**Required task**
Go through the entries below and write each one out exactly.

* Start Information supplied *

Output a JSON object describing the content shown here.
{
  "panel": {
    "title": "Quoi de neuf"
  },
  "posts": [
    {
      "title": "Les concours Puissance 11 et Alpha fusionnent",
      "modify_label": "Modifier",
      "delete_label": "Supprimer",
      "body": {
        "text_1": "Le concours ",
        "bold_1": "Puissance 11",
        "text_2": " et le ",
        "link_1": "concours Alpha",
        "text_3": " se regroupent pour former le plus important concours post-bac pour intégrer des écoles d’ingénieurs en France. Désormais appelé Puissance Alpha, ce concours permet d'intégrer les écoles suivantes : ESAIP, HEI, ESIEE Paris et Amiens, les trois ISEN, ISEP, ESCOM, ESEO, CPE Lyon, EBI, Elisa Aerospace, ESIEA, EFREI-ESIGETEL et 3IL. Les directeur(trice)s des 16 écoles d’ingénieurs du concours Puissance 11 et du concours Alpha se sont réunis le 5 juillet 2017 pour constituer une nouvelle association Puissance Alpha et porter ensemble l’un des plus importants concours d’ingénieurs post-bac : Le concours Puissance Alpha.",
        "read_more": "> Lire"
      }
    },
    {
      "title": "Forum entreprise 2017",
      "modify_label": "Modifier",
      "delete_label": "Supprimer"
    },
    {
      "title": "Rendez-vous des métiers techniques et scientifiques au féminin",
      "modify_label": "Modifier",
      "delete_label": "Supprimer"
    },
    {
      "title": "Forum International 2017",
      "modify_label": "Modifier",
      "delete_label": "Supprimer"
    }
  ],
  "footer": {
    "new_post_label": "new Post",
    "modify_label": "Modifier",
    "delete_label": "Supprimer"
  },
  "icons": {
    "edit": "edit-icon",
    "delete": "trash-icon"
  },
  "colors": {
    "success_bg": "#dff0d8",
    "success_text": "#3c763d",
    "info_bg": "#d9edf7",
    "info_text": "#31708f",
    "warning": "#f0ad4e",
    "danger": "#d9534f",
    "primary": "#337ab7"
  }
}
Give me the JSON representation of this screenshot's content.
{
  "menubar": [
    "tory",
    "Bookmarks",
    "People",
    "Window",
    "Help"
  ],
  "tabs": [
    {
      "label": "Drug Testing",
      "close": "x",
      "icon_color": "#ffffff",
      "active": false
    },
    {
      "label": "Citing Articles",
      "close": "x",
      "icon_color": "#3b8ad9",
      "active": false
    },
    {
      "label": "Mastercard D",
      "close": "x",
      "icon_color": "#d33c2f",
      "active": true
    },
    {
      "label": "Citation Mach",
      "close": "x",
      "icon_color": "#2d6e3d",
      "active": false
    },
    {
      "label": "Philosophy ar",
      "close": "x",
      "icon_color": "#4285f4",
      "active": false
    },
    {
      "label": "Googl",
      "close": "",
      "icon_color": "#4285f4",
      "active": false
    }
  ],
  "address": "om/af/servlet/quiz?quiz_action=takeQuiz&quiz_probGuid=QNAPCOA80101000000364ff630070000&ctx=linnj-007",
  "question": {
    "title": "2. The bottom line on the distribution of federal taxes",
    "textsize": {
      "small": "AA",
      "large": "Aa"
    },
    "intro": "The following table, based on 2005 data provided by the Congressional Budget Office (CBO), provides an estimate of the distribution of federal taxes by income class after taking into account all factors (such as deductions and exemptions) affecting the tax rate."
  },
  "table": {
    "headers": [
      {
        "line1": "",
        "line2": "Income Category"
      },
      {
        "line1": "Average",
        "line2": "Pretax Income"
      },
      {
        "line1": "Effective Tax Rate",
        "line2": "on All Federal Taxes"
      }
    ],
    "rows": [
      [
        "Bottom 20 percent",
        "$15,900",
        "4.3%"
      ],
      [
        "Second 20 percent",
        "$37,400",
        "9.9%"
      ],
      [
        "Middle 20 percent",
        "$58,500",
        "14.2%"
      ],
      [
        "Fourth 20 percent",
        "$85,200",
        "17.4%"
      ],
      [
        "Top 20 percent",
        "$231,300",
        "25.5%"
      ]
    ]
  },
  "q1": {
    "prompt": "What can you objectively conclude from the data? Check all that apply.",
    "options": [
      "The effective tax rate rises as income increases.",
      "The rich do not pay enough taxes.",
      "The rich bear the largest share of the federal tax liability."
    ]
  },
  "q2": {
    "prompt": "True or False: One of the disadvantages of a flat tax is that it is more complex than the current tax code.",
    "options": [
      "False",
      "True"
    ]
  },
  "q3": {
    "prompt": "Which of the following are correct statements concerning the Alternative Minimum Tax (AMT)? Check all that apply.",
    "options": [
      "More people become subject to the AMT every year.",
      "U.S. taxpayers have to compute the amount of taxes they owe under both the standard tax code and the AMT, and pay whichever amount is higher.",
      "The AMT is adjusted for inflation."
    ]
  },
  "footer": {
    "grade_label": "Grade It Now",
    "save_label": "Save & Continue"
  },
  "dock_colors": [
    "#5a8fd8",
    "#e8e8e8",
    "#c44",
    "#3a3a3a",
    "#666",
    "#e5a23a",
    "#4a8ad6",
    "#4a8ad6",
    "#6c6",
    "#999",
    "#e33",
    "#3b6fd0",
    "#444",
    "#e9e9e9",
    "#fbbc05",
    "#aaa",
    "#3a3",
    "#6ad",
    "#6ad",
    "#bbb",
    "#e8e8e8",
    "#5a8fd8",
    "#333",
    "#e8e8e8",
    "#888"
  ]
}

* End Information supplied *

**Answer to this problem**
Output a JSON object describing the content shown here.
{
  "panel": {
    "title": "Quoi de neuf"
  },
  "posts": [
    {
      "title": "Les concours Puissance 11 et Alpha fusionnent",
      "modify_label": "Modifier",
      "delete_label": "Supprimer",
      "body": {
        "text_1": "Le concours ",
        "bold_1": "Puissance 11",
        "text_2": " et le ",
        "link_1": "concours Alpha",
        "text_3": " se regroupent pour former le plus important concours post-bac pour intégrer des écoles d’ingénieurs en France. Désormais appelé Puissance Alpha, ce concours permet d'intégrer les écoles suivantes : ESAIP, HEI, ESIEE Paris et Amiens, les trois ISEN, ISEP, ESCOM, ESEO, CPE Lyon, EBI, Elisa Aerospace, ESIEA, EFREI-ESIGETEL et 3IL. Les directeur(trice)s des 16 écoles d’ingénieurs du concours Puissance 11 et du concours Alpha se sont réunis le 5 juillet 2017 pour constituer une nouvelle association Puissance Alpha et porter ensemble l’un des plus importants concours d’ingénieurs post-bac : Le concours Puissance Alpha.",
        "read_more": "> Lire"
      }
    },
    {
      "title": "Forum entreprise 2017",
      "modify_label": "Modifier",
      "delete_label": "Supprimer"
    },
    {
      "title": "Rendez-vous des métiers techniques et scientifiques au féminin",
      "modify_label": "Modifier",
      "delete_label": "Supprimer"
    },
    {
      "title": "Forum International 2017",
      "modify_label": "Modifier",
      "delete_label": "Supprimer"
    }
  ],
  "footer": {
    "new_post_label": "new Post",
    "modify_label": "Modifier",
    "delete_label": "Supprimer"
  },
  "icons": {
    "edit": "edit-icon",
    "delete": "trash-icon"
  },
  "colors": {
    "success_bg": "#dff0d8",
    "success_text": "#3c763d",
    "info_bg": "#d9edf7",
    "info_text": "#31708f",
    "warning": "#f0ad4e",
    "danger": "#d9534f",
    "primary": "#337ab7"
  }
}
Give me the JSON representation of this screenshot's content.
{
  "menubar": [
    "tory",
    "Bookmarks",
    "People",
    "Window",
    "Help"
  ],
  "tabs": [
    {
      "label": "Drug Testing",
      "close": "x",
      "icon_color": "#ffffff",
      "active": false
    },
    {
      "label": "Citing Articles",
      "close": "x",
      "icon_color": "#3b8ad9",
      "active": false
    },
    {
      "label": "Mastercard D",
      "close": "x",
      "icon_color": "#d33c2f",
      "active": true
    },
    {
      "label": "Citation Mach",
      "close": "x",
      "icon_color": "#2d6e3d",
      "active": false
    },
    {
      "label": "Philosophy ar",
      "close": "x",
      "icon_color": "#4285f4",
      "active": false
    },
    {
      "label": "Googl",
      "close": "",
      "icon_color": "#4285f4",
      "active": false
    }
  ],
  "address": "om/af/servlet/quiz?quiz_action=takeQuiz&quiz_probGuid=QNAPCOA80101000000364ff630070000&ctx=linnj-007",
  "question": {
    "title": "2. The bottom line on the distribution of federal taxes",
    "textsize": {
      "small": "AA",
      "large": "Aa"
    },
    "intro": "The following table, based on 2005 data provided by the Congressional Budget Office (CBO), provides an estimate of the distribution of federal taxes by income class after taking into account all factors (such as deductions and exemptions) affecting the tax rate."
  },
  "table": {
    "headers": [
      {
        "line1": "",
        "line2": "Income Category"
      },
      {
        "line1": "Average",
        "line2": "Pretax Income"
      },
      {
        "line1": "Effective Tax Rate",
        "line2": "on All Federal Taxes"
      }
    ],
    "rows": [
      [
        "Bottom 20 percent",
        "$15,900",
        "4.3%"
      ],
      [
        "Second 20 percent",
        "$37,400",
        "9.9%"
      ],
      [
        "Middle 20 percent",
        "$58,500",
        "14.2%"
      ],
      [
        "Fourth 20 percent",
        "$85,200",
        "17.4%"
      ],
      [
        "Top 20 percent",
        "$231,300",
        "25.5%"
      ]
    ]
  },
  "q1": {
    "prompt": "What can you objectively conclude from the data? Check all that apply.",
    "options": [
      "The effective tax rate rises as income increases.",
      "The rich do not pay enough taxes.",
      "The rich bear the largest share of the federal tax liability."
    ]
  },
  "q2": {
    "prompt": "True or False: One of the disadvantages of a flat tax is that it is more complex than the current tax code.",
    "options": [
      "False",
      "True"
    ]
  },
  "q3": {
    "prompt": "Which of the following are correct statements concerning the Alternative Minimum Tax (AMT)? Check all that apply.",
    "options": [
      "More people become subject to the AMT every year.",
      "U.S. taxpayers have to compute the amount of taxes they owe under both the standard tax code and the AMT, and pay whichever amount is higher.",
      "The AMT is adjusted for inflation."
    ]
  },
  "footer": {
    "grade_label": "Grade It Now",
    "save_label": "Save & Continue"
  },
  "dock_colors": [
    "#5a8fd8",
    "#e8e8e8",
    "#c44",
    "#3a3a3a",
    "#666",
    "#e5a23a",
    "#4a8ad6",
    "#4a8ad6",
    "#6c6",
    "#999",
    "#e33",
    "#3b6fd0",
    "#444",
    "#e9e9e9",
    "#fbbc05",
    "#aaa",
    "#3a3",
    "#6ad",
    "#6ad",
    "#bbb",
    "#e8e8e8",
    "#5a8fd8",
    "#333",
    "#e8e8e8",
    "#888"
  ]
}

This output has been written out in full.